## [Instructions for the task]
Make an exact copy of the records, with the images left out.

─── Listing ───

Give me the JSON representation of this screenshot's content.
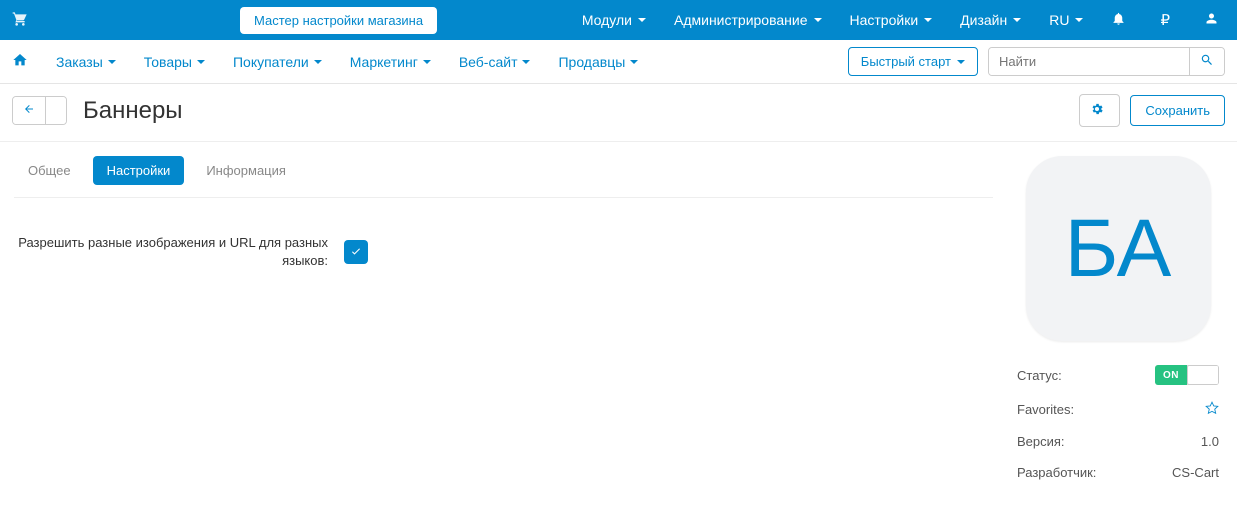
{
  "topbar": {
    "wizard": "Мастер настройки магазина",
    "menus": [
      "Модули",
      "Администрирование",
      "Настройки",
      "Дизайн"
    ],
    "lang": "RU",
    "currency": "₽"
  },
  "nav": {
    "items": [
      "Заказы",
      "Товары",
      "Покупатели",
      "Маркетинг",
      "Веб-сайт",
      "Продавцы"
    ],
    "quick_start": "Быстрый старт",
    "search_placeholder": "Найти"
  },
  "page": {
    "title": "Баннеры",
    "save": "Сохранить"
  },
  "tabs": [
    "Общее",
    "Настройки",
    "Информация"
  ],
  "form": {
    "allow_images_label": "Разрешить разные изображения и URL для разных языков:"
  },
  "sidebar": {
    "icon_text": "БА",
    "status_label": "Статус:",
    "toggle_on": "ON",
    "favorites_label": "Favorites:",
    "version_label": "Версия:",
    "version_value": "1.0",
    "developer_label": "Разработчик:",
    "developer_value": "CS-Cart"
  }
}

───

## [Correct answer]
Give me the JSON representation of this screenshot's content.
{
  "topbar": {
    "wizard": "Мастер настройки магазина",
    "menus": [
      "Модули",
      "Администрирование",
      "Настройки",
      "Дизайн"
    ],
    "lang": "RU",
    "currency": "₽"
  },
  "nav": {
    "items": [
      "Заказы",
      "Товары",
      "Покупатели",
      "Маркетинг",
      "Веб-сайт",
      "Продавцы"
    ],
    "quick_start": "Быстрый старт",
    "search_placeholder": "Найти"
  },
  "page": {
    "title": "Баннеры",
    "save": "Сохранить"
  },
  "tabs": [
    "Общее",
    "Настройки",
    "Информация"
  ],
  "form": {
    "allow_images_label": "Разрешить разные изображения и URL для разных языков:"
  },
  "sidebar": {
    "icon_text": "БА",
    "status_label": "Статус:",
    "toggle_on": "ON",
    "favorites_label": "Favorites:",
    "version_label": "Версия:",
    "version_value": "1.0",
    "developer_label": "Разработчик:",
    "developer_value": "CS-Cart"
  }
}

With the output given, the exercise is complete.